-------- Material for this exercise --------

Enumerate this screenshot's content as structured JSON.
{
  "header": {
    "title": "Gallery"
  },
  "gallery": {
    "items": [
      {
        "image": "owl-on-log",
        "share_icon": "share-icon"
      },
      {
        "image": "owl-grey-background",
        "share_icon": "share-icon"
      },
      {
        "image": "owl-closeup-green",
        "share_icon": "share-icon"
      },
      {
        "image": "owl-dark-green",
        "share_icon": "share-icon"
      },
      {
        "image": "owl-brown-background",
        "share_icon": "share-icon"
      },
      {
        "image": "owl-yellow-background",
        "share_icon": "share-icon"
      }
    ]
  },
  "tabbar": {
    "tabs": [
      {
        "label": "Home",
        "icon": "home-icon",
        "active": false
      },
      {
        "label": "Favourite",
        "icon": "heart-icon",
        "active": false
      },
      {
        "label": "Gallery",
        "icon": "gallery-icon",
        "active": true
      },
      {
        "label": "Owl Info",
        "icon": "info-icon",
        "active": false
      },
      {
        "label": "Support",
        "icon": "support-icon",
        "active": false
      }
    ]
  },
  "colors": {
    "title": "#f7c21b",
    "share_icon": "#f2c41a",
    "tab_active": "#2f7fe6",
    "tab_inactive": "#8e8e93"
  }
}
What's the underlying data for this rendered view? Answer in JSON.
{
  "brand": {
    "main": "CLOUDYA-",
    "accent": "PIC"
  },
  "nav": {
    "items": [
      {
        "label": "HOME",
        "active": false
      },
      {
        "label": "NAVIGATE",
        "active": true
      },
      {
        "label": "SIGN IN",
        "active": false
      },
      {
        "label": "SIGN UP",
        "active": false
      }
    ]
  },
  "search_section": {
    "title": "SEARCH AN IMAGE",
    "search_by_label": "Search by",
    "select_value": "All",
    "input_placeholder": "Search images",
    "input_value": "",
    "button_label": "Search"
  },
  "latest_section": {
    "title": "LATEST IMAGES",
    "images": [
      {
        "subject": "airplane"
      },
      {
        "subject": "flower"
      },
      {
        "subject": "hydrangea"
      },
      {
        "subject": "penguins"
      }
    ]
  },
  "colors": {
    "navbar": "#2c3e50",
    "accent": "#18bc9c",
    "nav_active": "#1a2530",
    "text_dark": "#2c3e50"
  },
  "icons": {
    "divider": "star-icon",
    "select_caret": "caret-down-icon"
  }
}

--------

Repeat every entry word for word.

Enumerate this screenshot's content as structured JSON.
{
  "header": {
    "title": "Gallery"
  },
  "gallery": {
    "items": [
      {
        "image": "owl-on-log",
        "share_icon": "share-icon"
      },
      {
        "image": "owl-grey-background",
        "share_icon": "share-icon"
      },
      {
        "image": "owl-closeup-green",
        "share_icon": "share-icon"
      },
      {
        "image": "owl-dark-green",
        "share_icon": "share-icon"
      },
      {
        "image": "owl-brown-background",
        "share_icon": "share-icon"
      },
      {
        "image": "owl-yellow-background",
        "share_icon": "share-icon"
      }
    ]
  },
  "tabbar": {
    "tabs": [
      {
        "label": "Home",
        "icon": "home-icon",
        "active": false
      },
      {
        "label": "Favourite",
        "icon": "heart-icon",
        "active": false
      },
      {
        "label": "Gallery",
        "icon": "gallery-icon",
        "active": true
      },
      {
        "label": "Owl Info",
        "icon": "info-icon",
        "active": false
      },
      {
        "label": "Support",
        "icon": "support-icon",
        "active": false
      }
    ]
  },
  "colors": {
    "title": "#f7c21b",
    "share_icon": "#f2c41a",
    "tab_active": "#2f7fe6",
    "tab_inactive": "#8e8e93"
  }
}
What's the underlying data for this rendered view? Answer in JSON.
{
  "brand": {
    "main": "CLOUDYA-",
    "accent": "PIC"
  },
  "nav": {
    "items": [
      {
        "label": "HOME",
        "active": false
      },
      {
        "label": "NAVIGATE",
        "active": true
      },
      {
        "label": "SIGN IN",
        "active": false
      },
      {
        "label": "SIGN UP",
        "active": false
      }
    ]
  },
  "search_section": {
    "title": "SEARCH AN IMAGE",
    "search_by_label": "Search by",
    "select_value": "All",
    "input_placeholder": "Search images",
    "input_value": "",
    "button_label": "Search"
  },
  "latest_section": {
    "title": "LATEST IMAGES",
    "images": [
      {
        "subject": "airplane"
      },
      {
        "subject": "flower"
      },
      {
        "subject": "hydrangea"
      },
      {
        "subject": "penguins"
      }
    ]
  },
  "colors": {
    "navbar": "#2c3e50",
    "accent": "#18bc9c",
    "nav_active": "#1a2530",
    "text_dark": "#2c3e50"
  },
  "icons": {
    "divider": "star-icon",
    "select_caret": "caret-down-icon"
  }
}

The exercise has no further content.